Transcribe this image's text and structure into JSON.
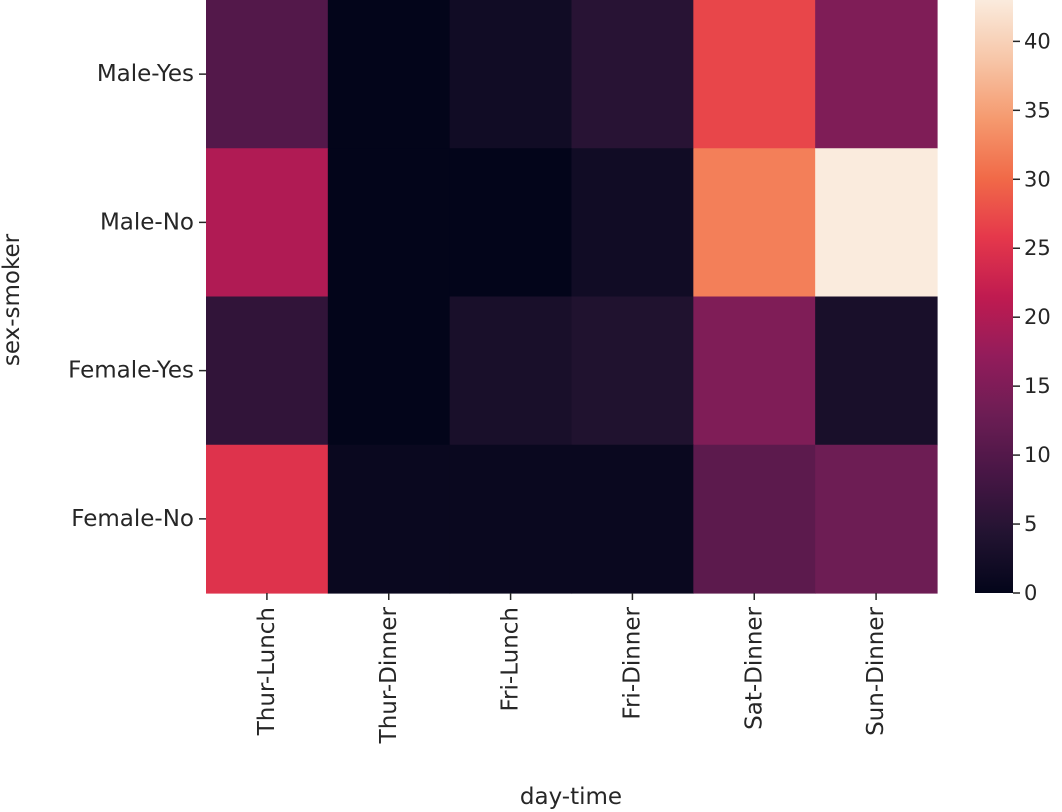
{
  "chart_data": {
    "type": "heatmap",
    "title": "",
    "xlabel": "day-time",
    "ylabel": "sex-smoker",
    "x_categories": [
      "Thur-Lunch",
      "Thur-Dinner",
      "Fri-Lunch",
      "Fri-Dinner",
      "Sat-Dinner",
      "Sun-Dinner"
    ],
    "y_categories": [
      "Male-Yes",
      "Male-No",
      "Female-Yes",
      "Female-No"
    ],
    "values": [
      [
        10,
        0,
        2,
        5,
        27,
        15
      ],
      [
        20,
        0,
        0,
        2,
        32,
        43
      ],
      [
        6,
        0,
        3,
        4,
        15,
        3
      ],
      [
        25,
        1,
        1,
        1,
        11,
        13
      ]
    ],
    "colorbar": {
      "colormap": "rocket",
      "vmin": 0,
      "vmax": 43,
      "ticks": [
        0,
        5,
        10,
        15,
        20,
        25,
        30,
        35,
        40
      ]
    }
  }
}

_Requirement_
Quote every record above exactly, leaving out the pictures.

_Solution to this task_
Transcribe this image's text and structure into JSON.
{
  "chart_data": {
    "type": "heatmap",
    "title": "",
    "xlabel": "day-time",
    "ylabel": "sex-smoker",
    "x_categories": [
      "Thur-Lunch",
      "Thur-Dinner",
      "Fri-Lunch",
      "Fri-Dinner",
      "Sat-Dinner",
      "Sun-Dinner"
    ],
    "y_categories": [
      "Male-Yes",
      "Male-No",
      "Female-Yes",
      "Female-No"
    ],
    "values": [
      [
        10,
        0,
        2,
        5,
        27,
        15
      ],
      [
        20,
        0,
        0,
        2,
        32,
        43
      ],
      [
        6,
        0,
        3,
        4,
        15,
        3
      ],
      [
        25,
        1,
        1,
        1,
        11,
        13
      ]
    ],
    "colorbar": {
      "colormap": "rocket",
      "vmin": 0,
      "vmax": 43,
      "ticks": [
        0,
        5,
        10,
        15,
        20,
        25,
        30,
        35,
        40
      ]
    }
  }
}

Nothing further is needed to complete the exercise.